Extracted records
— start —

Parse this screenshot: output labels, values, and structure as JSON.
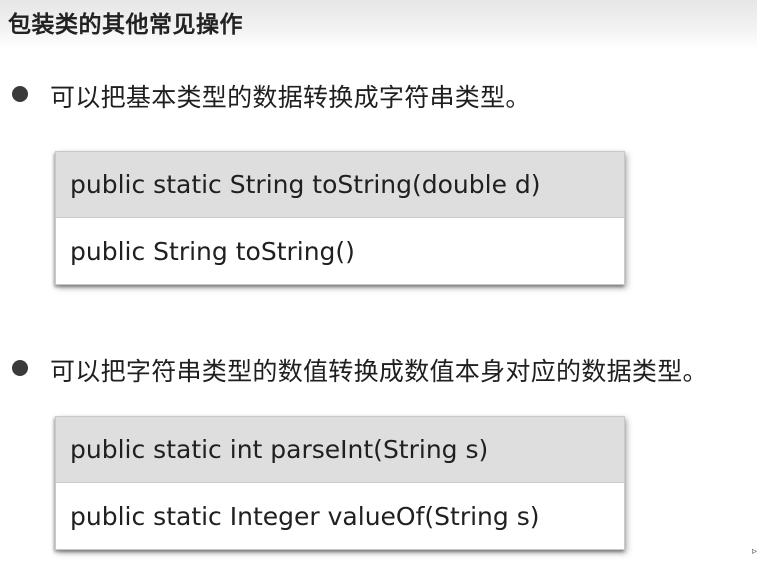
{
  "page": {
    "title": "包装类的其他常见操作"
  },
  "sections": [
    {
      "bullet_text": "可以把基本类型的数据转换成字符串类型。",
      "methods": [
        "public static String toString(double d)",
        "public String toString()"
      ]
    },
    {
      "bullet_text": "可以把字符串类型的数值转换成数值本身对应的数据类型。",
      "methods": [
        "public static int parseInt(String s)",
        "public static Integer valueOf(String s)"
      ]
    }
  ]
}
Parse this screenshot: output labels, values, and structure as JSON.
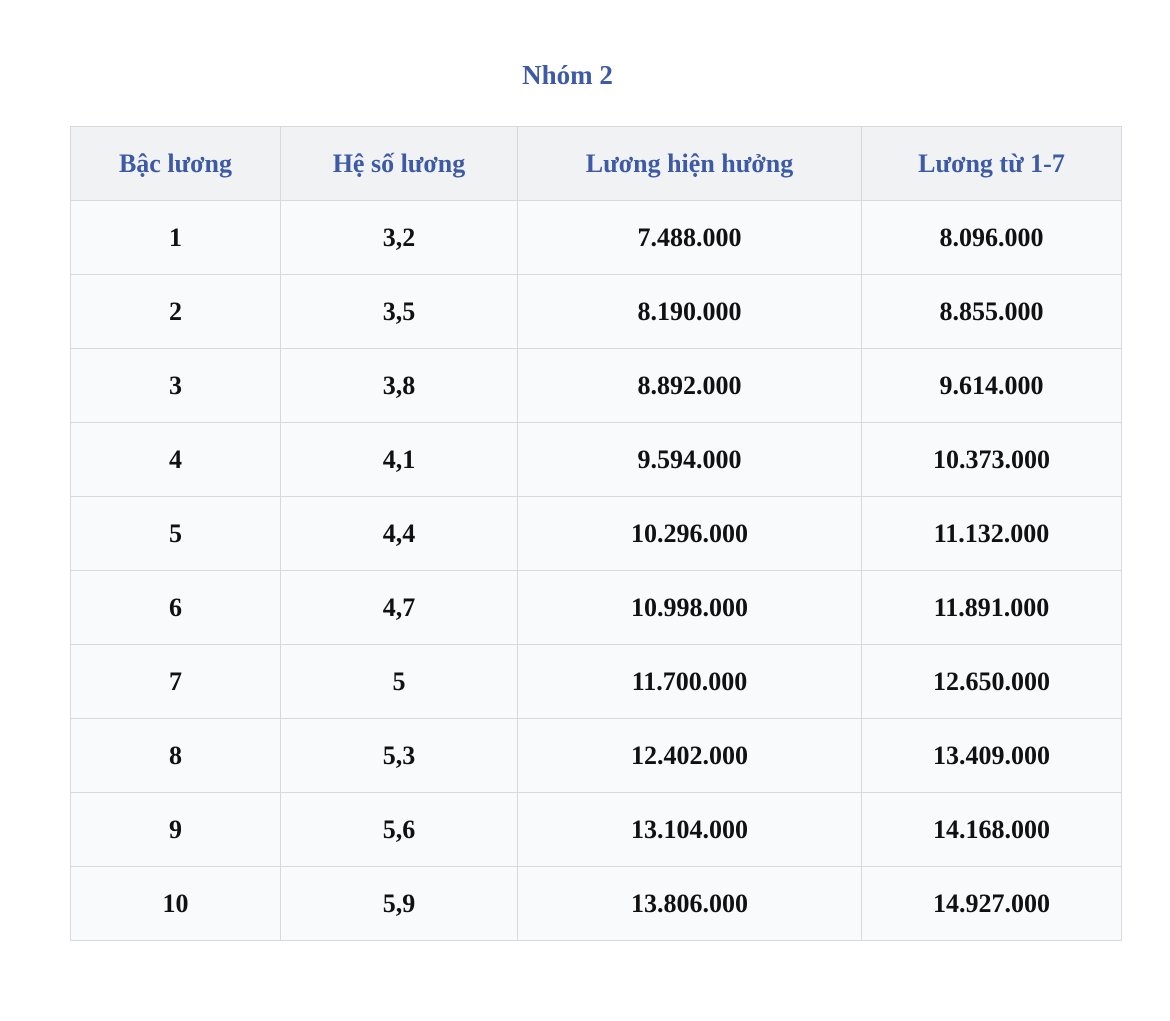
{
  "title": "Nhóm 2",
  "table": {
    "headers": [
      "Bậc lương",
      "Hệ số lương",
      "Lương hiện hưởng",
      "Lương từ 1-7"
    ],
    "rows": [
      [
        "1",
        "3,2",
        "7.488.000",
        "8.096.000"
      ],
      [
        "2",
        "3,5",
        "8.190.000",
        "8.855.000"
      ],
      [
        "3",
        "3,8",
        "8.892.000",
        "9.614.000"
      ],
      [
        "4",
        "4,1",
        "9.594.000",
        "10.373.000"
      ],
      [
        "5",
        "4,4",
        "10.296.000",
        "11.132.000"
      ],
      [
        "6",
        "4,7",
        "10.998.000",
        "11.891.000"
      ],
      [
        "7",
        "5",
        "11.700.000",
        "12.650.000"
      ],
      [
        "8",
        "5,3",
        "12.402.000",
        "13.409.000"
      ],
      [
        "9",
        "5,6",
        "13.104.000",
        "14.168.000"
      ],
      [
        "10",
        "5,9",
        "13.806.000",
        "14.927.000"
      ]
    ]
  },
  "colors": {
    "header_text": "#3d5aa6",
    "header_bg": "#f1f2f4",
    "row_bg": "#f8fafc",
    "border": "#d6d9de"
  }
}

— end —

* EXERCISE GOAL: Take every line from the records above that has the word "static" and copy it.

* REPLY TO THE TASK:
        "public static String toString(double d)",
        "public static int parseInt(String s)",
        "public static Integer valueOf(String s)"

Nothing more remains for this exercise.